Check the listing below for lines that hold "icon". How many are there? Please give only the number.

Provided records:

□ □ □ □ □

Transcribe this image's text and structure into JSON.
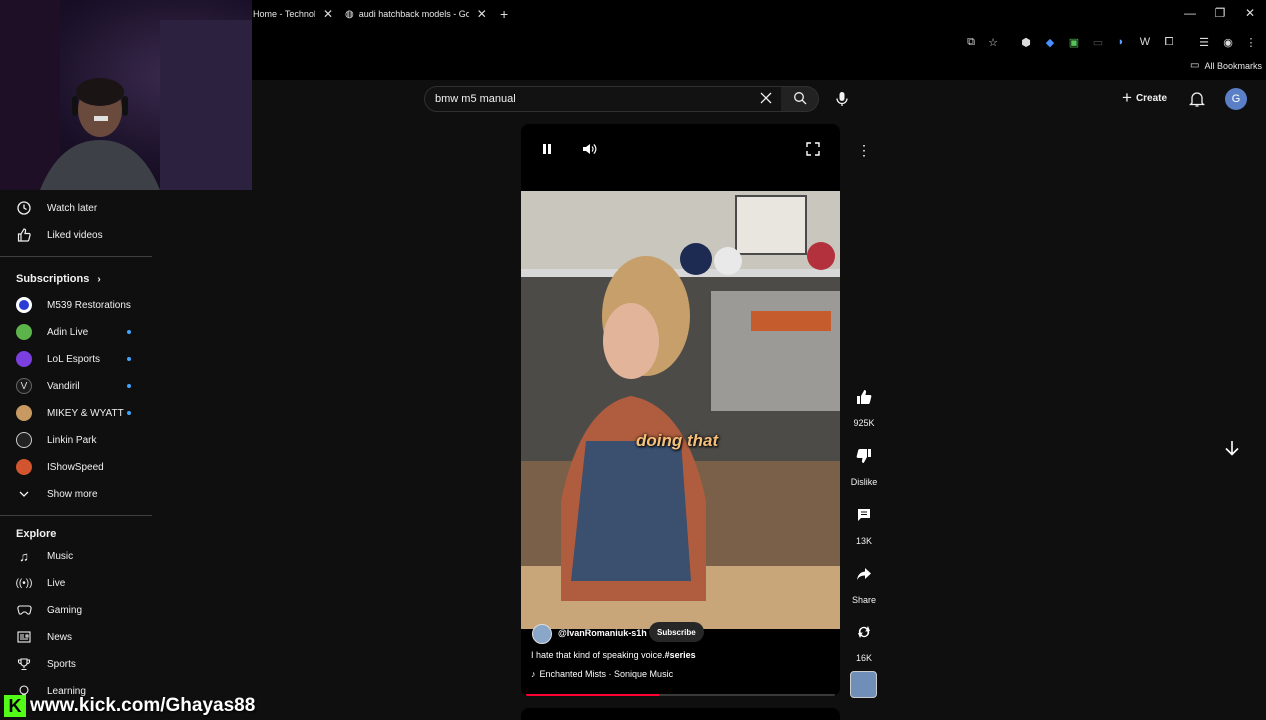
{
  "browser": {
    "tabs": [
      {
        "title": "Home - Technolo"
      },
      {
        "title": "audi hatchback models - Googl"
      }
    ],
    "bookmarks_label": "All Bookmarks"
  },
  "search": {
    "value": "bmw m5 manual"
  },
  "header": {
    "create_label": "Create",
    "avatar_letter": "G"
  },
  "sidebar": {
    "you_items": [
      {
        "label": "Watch later",
        "icon": "clock-icon"
      },
      {
        "label": "Liked videos",
        "icon": "thumb-up-icon"
      }
    ],
    "subscriptions_heading": "Subscriptions",
    "subscriptions": [
      {
        "label": "M539 Restorations",
        "color": "#2b3bd6",
        "dot": false
      },
      {
        "label": "Adin Live",
        "color": "#5bb34a",
        "dot": true
      },
      {
        "label": "LoL Esports",
        "color": "#7b3fe0",
        "dot": true
      },
      {
        "label": "Vandiril",
        "color": "#1a1a1a",
        "dot": true
      },
      {
        "label": "MIKEY & WYATT",
        "color": "#c89a62",
        "dot": true
      },
      {
        "label": "Linkin Park",
        "color": "#222222",
        "dot": false
      },
      {
        "label": "IShowSpeed",
        "color": "#d2552f",
        "dot": false
      }
    ],
    "show_more_label": "Show more",
    "explore_heading": "Explore",
    "explore": [
      {
        "label": "Music",
        "icon": "music-note-icon"
      },
      {
        "label": "Live",
        "icon": "live-icon"
      },
      {
        "label": "Gaming",
        "icon": "gaming-icon"
      },
      {
        "label": "News",
        "icon": "news-icon"
      },
      {
        "label": "Sports",
        "icon": "trophy-icon"
      },
      {
        "label": "Learning",
        "icon": "learning-icon"
      }
    ]
  },
  "short": {
    "caption_overlay": "doing that",
    "channel": "@IvanRomaniuk-s1h",
    "subscribe_label": "Subscribe",
    "description_text": "I hate that kind of speaking voice.",
    "description_tag": "#series",
    "music": "Enchanted Mists · Sonique Music",
    "progress_fraction": 0.43,
    "likes": "925K",
    "dislike_label": "Dislike",
    "comments": "13K",
    "share_label": "Share",
    "remix_count": "16K"
  },
  "stream_overlay": {
    "url_text": "www.kick.com/Ghayas88",
    "kick_letter": "K",
    "brand_color": "#53fc18"
  }
}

□ □ □ □ □

The response: 8